====== MATERIAL ======
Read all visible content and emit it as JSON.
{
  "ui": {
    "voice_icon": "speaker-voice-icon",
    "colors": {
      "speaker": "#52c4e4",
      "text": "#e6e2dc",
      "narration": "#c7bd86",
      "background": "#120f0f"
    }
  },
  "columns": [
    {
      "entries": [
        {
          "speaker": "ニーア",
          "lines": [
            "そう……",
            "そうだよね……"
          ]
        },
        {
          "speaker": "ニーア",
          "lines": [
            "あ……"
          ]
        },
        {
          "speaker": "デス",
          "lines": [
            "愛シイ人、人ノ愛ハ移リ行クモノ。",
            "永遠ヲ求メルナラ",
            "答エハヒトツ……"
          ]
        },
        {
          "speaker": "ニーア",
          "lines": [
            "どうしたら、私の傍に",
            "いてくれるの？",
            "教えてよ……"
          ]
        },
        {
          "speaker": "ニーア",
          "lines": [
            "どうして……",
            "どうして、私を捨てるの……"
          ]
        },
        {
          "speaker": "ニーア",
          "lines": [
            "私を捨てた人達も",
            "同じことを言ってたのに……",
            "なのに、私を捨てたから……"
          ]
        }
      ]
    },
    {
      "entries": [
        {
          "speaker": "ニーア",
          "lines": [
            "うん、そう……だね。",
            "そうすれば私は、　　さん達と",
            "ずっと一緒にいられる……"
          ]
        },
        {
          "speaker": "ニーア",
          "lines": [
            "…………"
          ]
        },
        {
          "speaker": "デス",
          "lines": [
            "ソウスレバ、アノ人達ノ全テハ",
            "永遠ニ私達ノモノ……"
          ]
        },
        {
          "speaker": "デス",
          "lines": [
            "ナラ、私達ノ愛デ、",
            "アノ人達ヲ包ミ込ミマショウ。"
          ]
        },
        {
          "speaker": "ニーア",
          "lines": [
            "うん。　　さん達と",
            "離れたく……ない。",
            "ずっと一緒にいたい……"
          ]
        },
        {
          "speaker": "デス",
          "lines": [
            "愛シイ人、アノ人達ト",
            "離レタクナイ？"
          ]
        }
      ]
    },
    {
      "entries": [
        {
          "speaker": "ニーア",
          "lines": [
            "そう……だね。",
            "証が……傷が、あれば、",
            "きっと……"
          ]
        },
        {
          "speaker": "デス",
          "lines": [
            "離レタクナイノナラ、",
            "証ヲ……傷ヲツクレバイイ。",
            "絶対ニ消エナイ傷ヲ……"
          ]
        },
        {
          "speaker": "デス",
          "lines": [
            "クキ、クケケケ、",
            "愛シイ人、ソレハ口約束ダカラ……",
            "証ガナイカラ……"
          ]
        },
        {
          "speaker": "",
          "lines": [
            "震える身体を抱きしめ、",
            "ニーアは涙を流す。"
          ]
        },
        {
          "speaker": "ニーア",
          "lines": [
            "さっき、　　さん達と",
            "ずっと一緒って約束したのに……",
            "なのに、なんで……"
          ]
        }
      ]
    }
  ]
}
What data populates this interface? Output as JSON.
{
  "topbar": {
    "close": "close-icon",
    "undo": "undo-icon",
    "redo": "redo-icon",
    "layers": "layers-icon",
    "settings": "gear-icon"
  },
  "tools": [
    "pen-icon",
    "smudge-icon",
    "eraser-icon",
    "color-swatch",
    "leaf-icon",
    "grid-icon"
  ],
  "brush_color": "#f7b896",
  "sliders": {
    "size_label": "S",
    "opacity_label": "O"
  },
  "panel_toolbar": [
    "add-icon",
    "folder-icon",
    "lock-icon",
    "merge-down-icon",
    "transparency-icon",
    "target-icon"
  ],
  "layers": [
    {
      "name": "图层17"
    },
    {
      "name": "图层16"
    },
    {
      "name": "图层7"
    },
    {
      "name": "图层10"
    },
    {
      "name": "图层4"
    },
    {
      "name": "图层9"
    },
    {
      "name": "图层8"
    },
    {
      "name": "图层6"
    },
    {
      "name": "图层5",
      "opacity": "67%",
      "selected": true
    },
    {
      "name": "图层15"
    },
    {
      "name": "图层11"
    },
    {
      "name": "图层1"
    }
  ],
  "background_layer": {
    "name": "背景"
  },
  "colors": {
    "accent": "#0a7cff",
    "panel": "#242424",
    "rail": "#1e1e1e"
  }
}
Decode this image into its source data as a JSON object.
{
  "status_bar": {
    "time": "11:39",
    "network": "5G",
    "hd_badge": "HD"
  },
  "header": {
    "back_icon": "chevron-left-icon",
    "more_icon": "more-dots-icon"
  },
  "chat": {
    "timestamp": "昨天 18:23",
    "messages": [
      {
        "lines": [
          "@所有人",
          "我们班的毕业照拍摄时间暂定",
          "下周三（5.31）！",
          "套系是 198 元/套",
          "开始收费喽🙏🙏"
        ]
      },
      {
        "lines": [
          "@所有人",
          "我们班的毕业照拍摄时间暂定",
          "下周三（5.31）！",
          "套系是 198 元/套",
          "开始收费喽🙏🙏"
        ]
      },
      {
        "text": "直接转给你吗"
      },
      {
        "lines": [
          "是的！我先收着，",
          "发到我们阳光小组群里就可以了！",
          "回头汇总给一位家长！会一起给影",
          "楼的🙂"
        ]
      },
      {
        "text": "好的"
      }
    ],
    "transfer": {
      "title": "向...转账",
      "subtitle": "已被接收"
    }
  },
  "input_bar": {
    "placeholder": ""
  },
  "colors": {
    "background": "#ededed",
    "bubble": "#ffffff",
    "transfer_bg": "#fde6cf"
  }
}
======
[CHALLENGE]: In this exercise, repeat all entries exactly.

[FINISHED TASK]:
Read all visible content and emit it as JSON.
{
  "ui": {
    "voice_icon": "speaker-voice-icon",
    "colors": {
      "speaker": "#52c4e4",
      "text": "#e6e2dc",
      "narration": "#c7bd86",
      "background": "#120f0f"
    }
  },
  "columns": [
    {
      "entries": [
        {
          "speaker": "ニーア",
          "lines": [
            "そう……",
            "そうだよね……"
          ]
        },
        {
          "speaker": "ニーア",
          "lines": [
            "あ……"
          ]
        },
        {
          "speaker": "デス",
          "lines": [
            "愛シイ人、人ノ愛ハ移リ行クモノ。",
            "永遠ヲ求メルナラ",
            "答エハヒトツ……"
          ]
        },
        {
          "speaker": "ニーア",
          "lines": [
            "どうしたら、私の傍に",
            "いてくれるの？",
            "教えてよ……"
          ]
        },
        {
          "speaker": "ニーア",
          "lines": [
            "どうして……",
            "どうして、私を捨てるの……"
          ]
        },
        {
          "speaker": "ニーア",
          "lines": [
            "私を捨てた人達も",
            "同じことを言ってたのに……",
            "なのに、私を捨てたから……"
          ]
        }
      ]
    },
    {
      "entries": [
        {
          "speaker": "ニーア",
          "lines": [
            "うん、そう……だね。",
            "そうすれば私は、　　さん達と",
            "ずっと一緒にいられる……"
          ]
        },
        {
          "speaker": "ニーア",
          "lines": [
            "…………"
          ]
        },
        {
          "speaker": "デス",
          "lines": [
            "ソウスレバ、アノ人達ノ全テハ",
            "永遠ニ私達ノモノ……"
          ]
        },
        {
          "speaker": "デス",
          "lines": [
            "ナラ、私達ノ愛デ、",
            "アノ人達ヲ包ミ込ミマショウ。"
          ]
        },
        {
          "speaker": "ニーア",
          "lines": [
            "うん。　　さん達と",
            "離れたく……ない。",
            "ずっと一緒にいたい……"
          ]
        },
        {
          "speaker": "デス",
          "lines": [
            "愛シイ人、アノ人達ト",
            "離レタクナイ？"
          ]
        }
      ]
    },
    {
      "entries": [
        {
          "speaker": "ニーア",
          "lines": [
            "そう……だね。",
            "証が……傷が、あれば、",
            "きっと……"
          ]
        },
        {
          "speaker": "デス",
          "lines": [
            "離レタクナイノナラ、",
            "証ヲ……傷ヲツクレバイイ。",
            "絶対ニ消エナイ傷ヲ……"
          ]
        },
        {
          "speaker": "デス",
          "lines": [
            "クキ、クケケケ、",
            "愛シイ人、ソレハ口約束ダカラ……",
            "証ガナイカラ……"
          ]
        },
        {
          "speaker": "",
          "lines": [
            "震える身体を抱きしめ、",
            "ニーアは涙を流す。"
          ]
        },
        {
          "speaker": "ニーア",
          "lines": [
            "さっき、　　さん達と",
            "ずっと一緒って約束したのに……",
            "なのに、なんで……"
          ]
        }
      ]
    }
  ]
}
What data populates this interface? Output as JSON.
{
  "topbar": {
    "close": "close-icon",
    "undo": "undo-icon",
    "redo": "redo-icon",
    "layers": "layers-icon",
    "settings": "gear-icon"
  },
  "tools": [
    "pen-icon",
    "smudge-icon",
    "eraser-icon",
    "color-swatch",
    "leaf-icon",
    "grid-icon"
  ],
  "brush_color": "#f7b896",
  "sliders": {
    "size_label": "S",
    "opacity_label": "O"
  },
  "panel_toolbar": [
    "add-icon",
    "folder-icon",
    "lock-icon",
    "merge-down-icon",
    "transparency-icon",
    "target-icon"
  ],
  "layers": [
    {
      "name": "图层17"
    },
    {
      "name": "图层16"
    },
    {
      "name": "图层7"
    },
    {
      "name": "图层10"
    },
    {
      "name": "图层4"
    },
    {
      "name": "图层9"
    },
    {
      "name": "图层8"
    },
    {
      "name": "图层6"
    },
    {
      "name": "图层5",
      "opacity": "67%",
      "selected": true
    },
    {
      "name": "图层15"
    },
    {
      "name": "图层11"
    },
    {
      "name": "图层1"
    }
  ],
  "background_layer": {
    "name": "背景"
  },
  "colors": {
    "accent": "#0a7cff",
    "panel": "#242424",
    "rail": "#1e1e1e"
  }
}
Decode this image into its source data as a JSON object.
{
  "status_bar": {
    "time": "11:39",
    "network": "5G",
    "hd_badge": "HD"
  },
  "header": {
    "back_icon": "chevron-left-icon",
    "more_icon": "more-dots-icon"
  },
  "chat": {
    "timestamp": "昨天 18:23",
    "messages": [
      {
        "lines": [
          "@所有人",
          "我们班的毕业照拍摄时间暂定",
          "下周三（5.31）！",
          "套系是 198 元/套",
          "开始收费喽🙏🙏"
        ]
      },
      {
        "lines": [
          "@所有人",
          "我们班的毕业照拍摄时间暂定",
          "下周三（5.31）！",
          "套系是 198 元/套",
          "开始收费喽🙏🙏"
        ]
      },
      {
        "text": "直接转给你吗"
      },
      {
        "lines": [
          "是的！我先收着，",
          "发到我们阳光小组群里就可以了！",
          "回头汇总给一位家长！会一起给影",
          "楼的🙂"
        ]
      },
      {
        "text": "好的"
      }
    ],
    "transfer": {
      "title": "向...转账",
      "subtitle": "已被接收"
    }
  },
  "input_bar": {
    "placeholder": ""
  },
  "colors": {
    "background": "#ededed",
    "bubble": "#ffffff",
    "transfer_bg": "#fde6cf"
  }
}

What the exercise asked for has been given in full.